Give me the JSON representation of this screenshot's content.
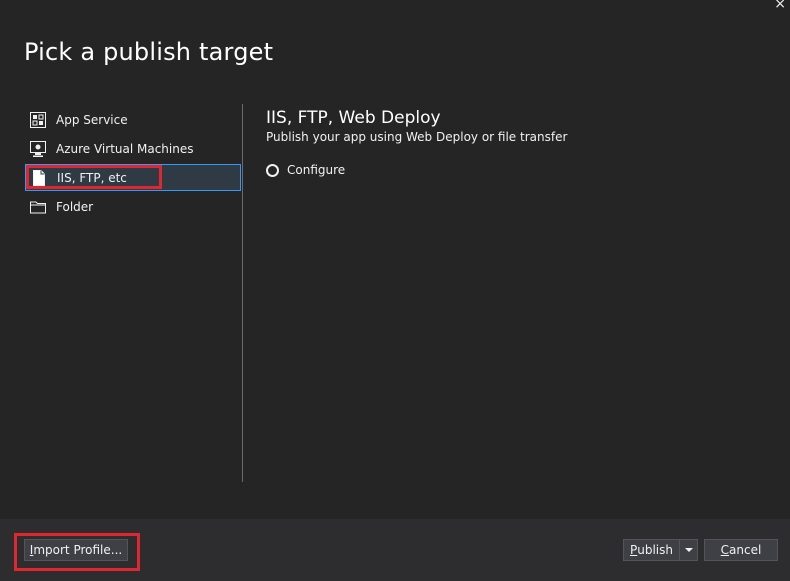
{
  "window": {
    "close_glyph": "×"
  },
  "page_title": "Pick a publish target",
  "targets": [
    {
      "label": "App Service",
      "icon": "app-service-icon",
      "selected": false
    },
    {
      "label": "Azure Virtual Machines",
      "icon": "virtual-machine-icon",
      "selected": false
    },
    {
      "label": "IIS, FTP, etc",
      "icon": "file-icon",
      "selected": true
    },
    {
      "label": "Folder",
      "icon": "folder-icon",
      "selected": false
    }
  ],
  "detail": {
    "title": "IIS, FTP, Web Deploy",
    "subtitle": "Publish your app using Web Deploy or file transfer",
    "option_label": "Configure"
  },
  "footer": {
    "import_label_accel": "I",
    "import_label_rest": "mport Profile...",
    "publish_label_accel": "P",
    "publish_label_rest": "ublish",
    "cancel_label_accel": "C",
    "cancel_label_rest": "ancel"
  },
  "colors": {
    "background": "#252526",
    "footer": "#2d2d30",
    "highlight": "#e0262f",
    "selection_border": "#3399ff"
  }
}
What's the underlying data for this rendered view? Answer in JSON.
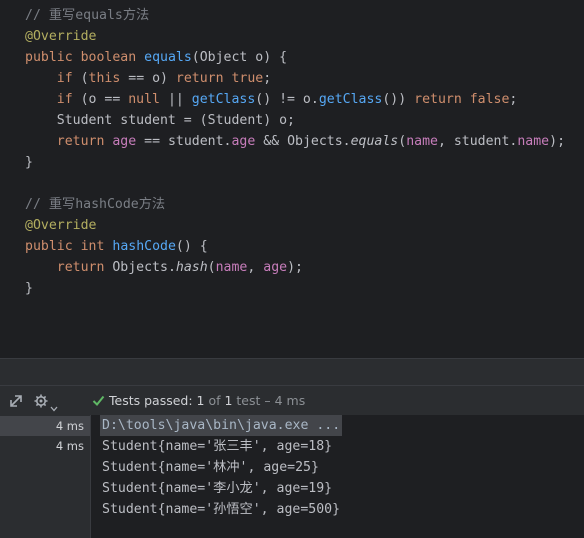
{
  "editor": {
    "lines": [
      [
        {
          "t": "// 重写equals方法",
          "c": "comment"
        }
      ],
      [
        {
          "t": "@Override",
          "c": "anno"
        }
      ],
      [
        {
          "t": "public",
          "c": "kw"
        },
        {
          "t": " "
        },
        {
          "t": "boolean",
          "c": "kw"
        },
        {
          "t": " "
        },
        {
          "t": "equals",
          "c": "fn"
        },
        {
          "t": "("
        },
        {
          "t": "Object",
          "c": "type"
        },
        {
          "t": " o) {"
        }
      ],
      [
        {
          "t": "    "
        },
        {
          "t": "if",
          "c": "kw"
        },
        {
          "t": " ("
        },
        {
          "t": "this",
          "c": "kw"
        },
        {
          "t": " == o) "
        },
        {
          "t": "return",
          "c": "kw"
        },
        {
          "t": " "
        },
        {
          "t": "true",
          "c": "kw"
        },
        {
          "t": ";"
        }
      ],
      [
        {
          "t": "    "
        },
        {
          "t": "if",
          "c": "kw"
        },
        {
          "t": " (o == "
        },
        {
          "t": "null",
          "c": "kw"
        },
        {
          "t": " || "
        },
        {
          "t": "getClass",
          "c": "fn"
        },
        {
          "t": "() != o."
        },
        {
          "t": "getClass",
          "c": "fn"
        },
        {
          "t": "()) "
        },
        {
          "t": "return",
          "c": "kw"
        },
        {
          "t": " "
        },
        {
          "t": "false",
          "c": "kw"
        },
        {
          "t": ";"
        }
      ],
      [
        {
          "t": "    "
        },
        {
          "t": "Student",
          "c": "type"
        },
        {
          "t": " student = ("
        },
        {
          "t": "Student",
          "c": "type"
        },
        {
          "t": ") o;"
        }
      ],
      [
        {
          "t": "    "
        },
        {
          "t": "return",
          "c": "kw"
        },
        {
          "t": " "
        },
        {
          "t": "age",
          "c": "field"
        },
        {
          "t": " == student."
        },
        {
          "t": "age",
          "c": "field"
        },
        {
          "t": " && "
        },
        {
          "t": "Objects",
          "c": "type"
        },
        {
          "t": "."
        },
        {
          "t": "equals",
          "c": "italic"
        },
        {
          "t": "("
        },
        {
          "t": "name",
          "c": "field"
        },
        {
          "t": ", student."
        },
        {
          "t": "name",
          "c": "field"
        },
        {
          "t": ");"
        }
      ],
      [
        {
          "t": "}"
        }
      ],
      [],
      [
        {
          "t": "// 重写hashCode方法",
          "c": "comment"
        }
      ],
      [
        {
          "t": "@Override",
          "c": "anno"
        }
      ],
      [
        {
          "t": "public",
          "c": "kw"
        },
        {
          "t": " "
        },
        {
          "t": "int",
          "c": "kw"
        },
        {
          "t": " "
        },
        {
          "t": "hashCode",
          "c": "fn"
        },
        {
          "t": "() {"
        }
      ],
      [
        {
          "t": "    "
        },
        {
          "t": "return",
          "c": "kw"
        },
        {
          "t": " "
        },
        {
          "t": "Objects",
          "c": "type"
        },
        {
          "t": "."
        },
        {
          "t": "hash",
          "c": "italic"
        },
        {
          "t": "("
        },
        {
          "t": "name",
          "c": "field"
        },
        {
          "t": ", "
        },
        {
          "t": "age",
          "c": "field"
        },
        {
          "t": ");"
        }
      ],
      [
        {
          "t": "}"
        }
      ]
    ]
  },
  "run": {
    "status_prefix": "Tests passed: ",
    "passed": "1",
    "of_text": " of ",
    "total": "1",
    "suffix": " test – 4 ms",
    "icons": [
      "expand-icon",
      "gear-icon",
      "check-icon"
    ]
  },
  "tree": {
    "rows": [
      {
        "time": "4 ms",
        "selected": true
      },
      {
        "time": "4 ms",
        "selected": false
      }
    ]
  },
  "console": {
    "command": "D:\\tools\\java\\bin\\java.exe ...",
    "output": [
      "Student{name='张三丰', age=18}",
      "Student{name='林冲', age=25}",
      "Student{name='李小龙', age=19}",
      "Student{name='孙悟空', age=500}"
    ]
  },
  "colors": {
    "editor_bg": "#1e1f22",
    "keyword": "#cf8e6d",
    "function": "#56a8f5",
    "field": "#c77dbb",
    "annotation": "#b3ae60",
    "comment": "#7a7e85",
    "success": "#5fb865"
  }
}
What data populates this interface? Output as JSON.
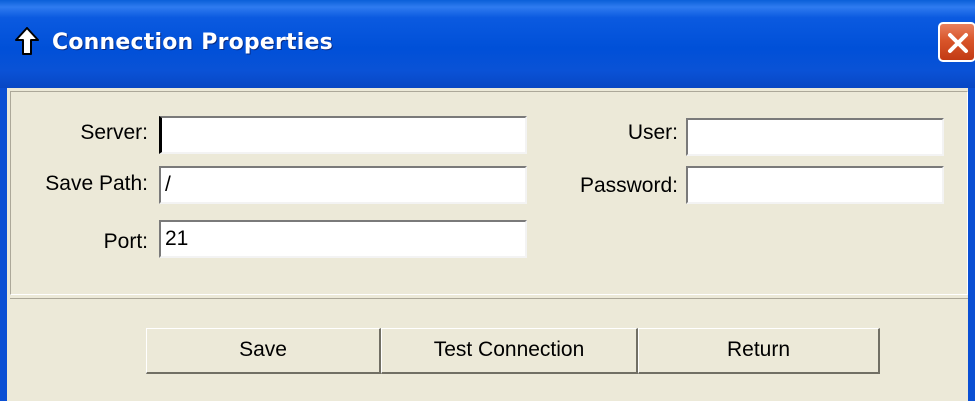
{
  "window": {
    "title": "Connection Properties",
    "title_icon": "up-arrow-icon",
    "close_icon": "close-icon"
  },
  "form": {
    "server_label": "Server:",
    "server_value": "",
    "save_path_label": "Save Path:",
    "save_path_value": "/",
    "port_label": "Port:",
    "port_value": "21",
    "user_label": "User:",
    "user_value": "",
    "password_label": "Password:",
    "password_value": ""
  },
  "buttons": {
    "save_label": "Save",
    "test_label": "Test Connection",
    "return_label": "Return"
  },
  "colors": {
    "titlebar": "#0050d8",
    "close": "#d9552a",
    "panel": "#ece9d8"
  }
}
********
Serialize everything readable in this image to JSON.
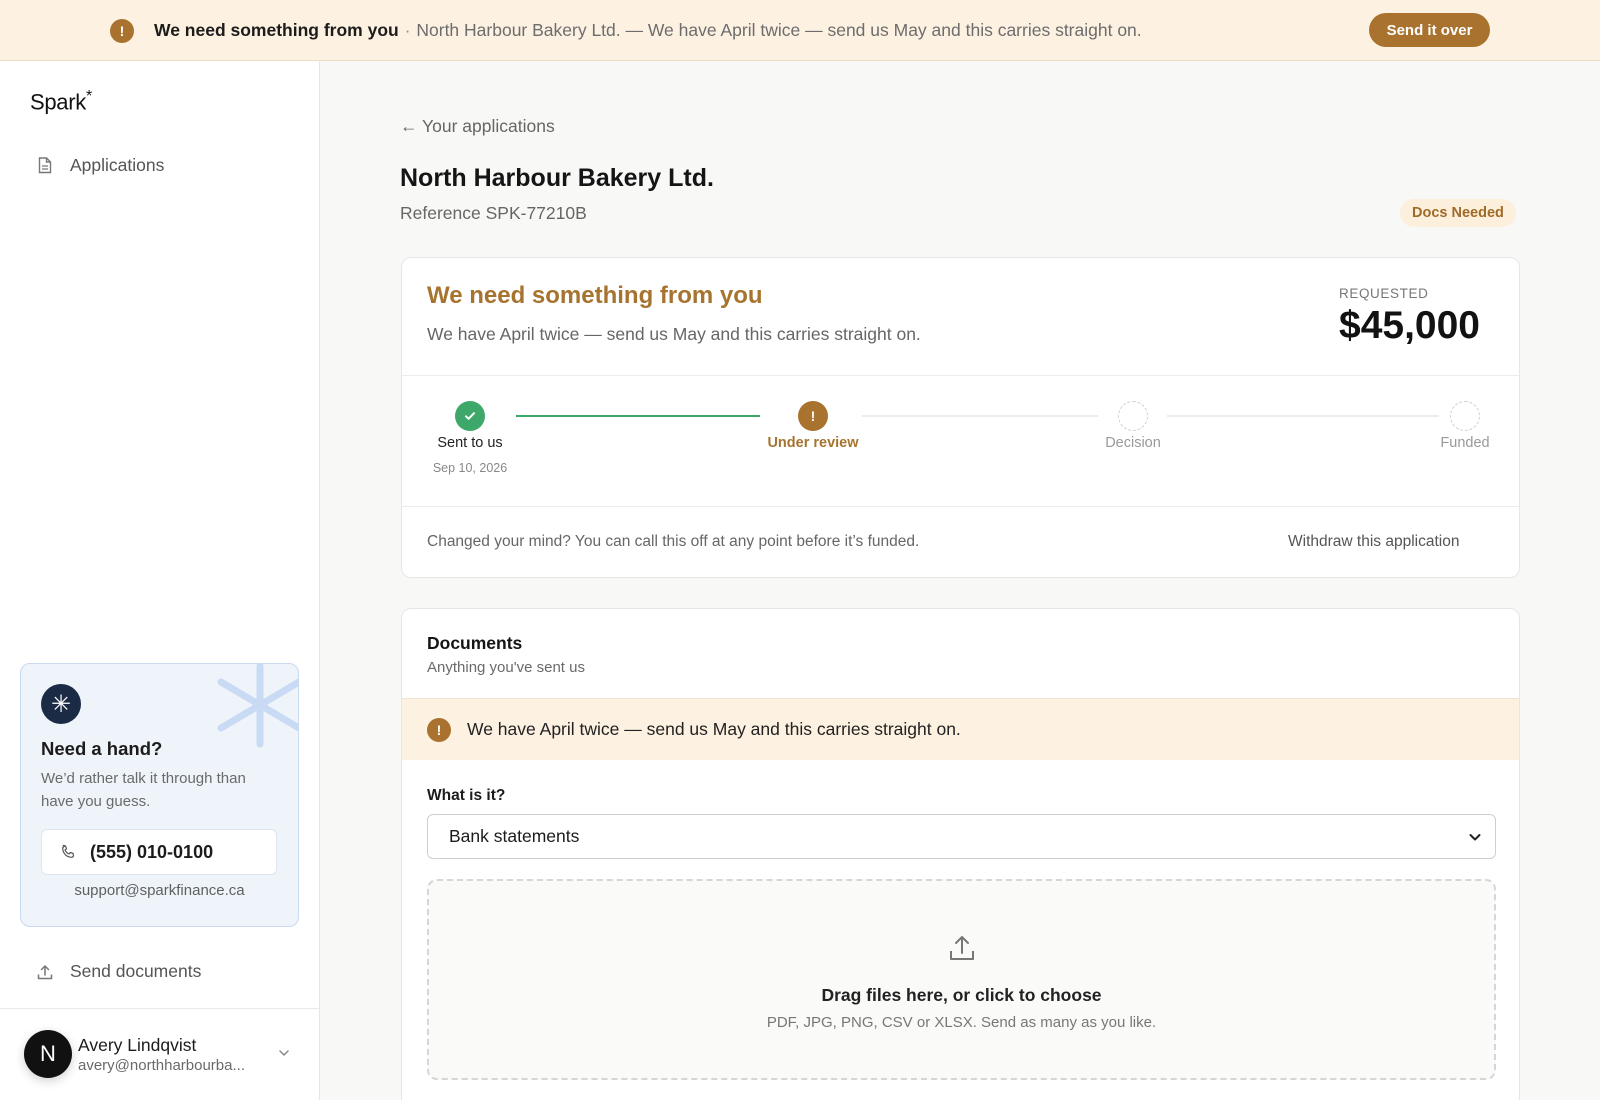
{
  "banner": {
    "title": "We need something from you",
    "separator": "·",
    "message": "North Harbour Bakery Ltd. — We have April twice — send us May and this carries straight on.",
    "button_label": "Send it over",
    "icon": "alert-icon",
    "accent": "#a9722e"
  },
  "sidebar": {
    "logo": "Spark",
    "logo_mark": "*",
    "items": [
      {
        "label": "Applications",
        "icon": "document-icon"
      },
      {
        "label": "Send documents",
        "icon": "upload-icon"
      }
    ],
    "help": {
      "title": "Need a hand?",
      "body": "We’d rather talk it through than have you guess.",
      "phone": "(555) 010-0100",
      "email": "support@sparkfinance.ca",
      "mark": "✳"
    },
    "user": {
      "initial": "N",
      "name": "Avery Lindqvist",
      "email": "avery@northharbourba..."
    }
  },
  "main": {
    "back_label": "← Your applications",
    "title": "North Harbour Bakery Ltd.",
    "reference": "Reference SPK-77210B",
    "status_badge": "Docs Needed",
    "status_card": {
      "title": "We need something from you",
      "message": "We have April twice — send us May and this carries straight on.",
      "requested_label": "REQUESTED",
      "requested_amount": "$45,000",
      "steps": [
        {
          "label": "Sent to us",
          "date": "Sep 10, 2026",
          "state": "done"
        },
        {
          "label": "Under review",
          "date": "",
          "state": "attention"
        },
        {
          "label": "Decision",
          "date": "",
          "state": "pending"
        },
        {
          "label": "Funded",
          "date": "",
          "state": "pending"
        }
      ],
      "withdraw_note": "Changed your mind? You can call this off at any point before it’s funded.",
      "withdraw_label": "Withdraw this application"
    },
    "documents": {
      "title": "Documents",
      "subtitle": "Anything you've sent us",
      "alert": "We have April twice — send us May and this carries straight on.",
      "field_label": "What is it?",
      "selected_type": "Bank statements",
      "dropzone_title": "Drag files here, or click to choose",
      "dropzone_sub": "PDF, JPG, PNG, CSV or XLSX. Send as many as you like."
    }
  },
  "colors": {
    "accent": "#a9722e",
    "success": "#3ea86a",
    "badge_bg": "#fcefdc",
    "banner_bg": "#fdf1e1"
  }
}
********
*Description of the task:* Scan the material line by line and report each one that contains "April".

*Result of the task:*
    "message": "North Harbour Bakery Ltd. — We have April twice — send us May and this carries straight on.",
      "message": "We have April twice — send us May and this carries straight on.",
      "alert": "We have April twice — send us May and this carries straight on.",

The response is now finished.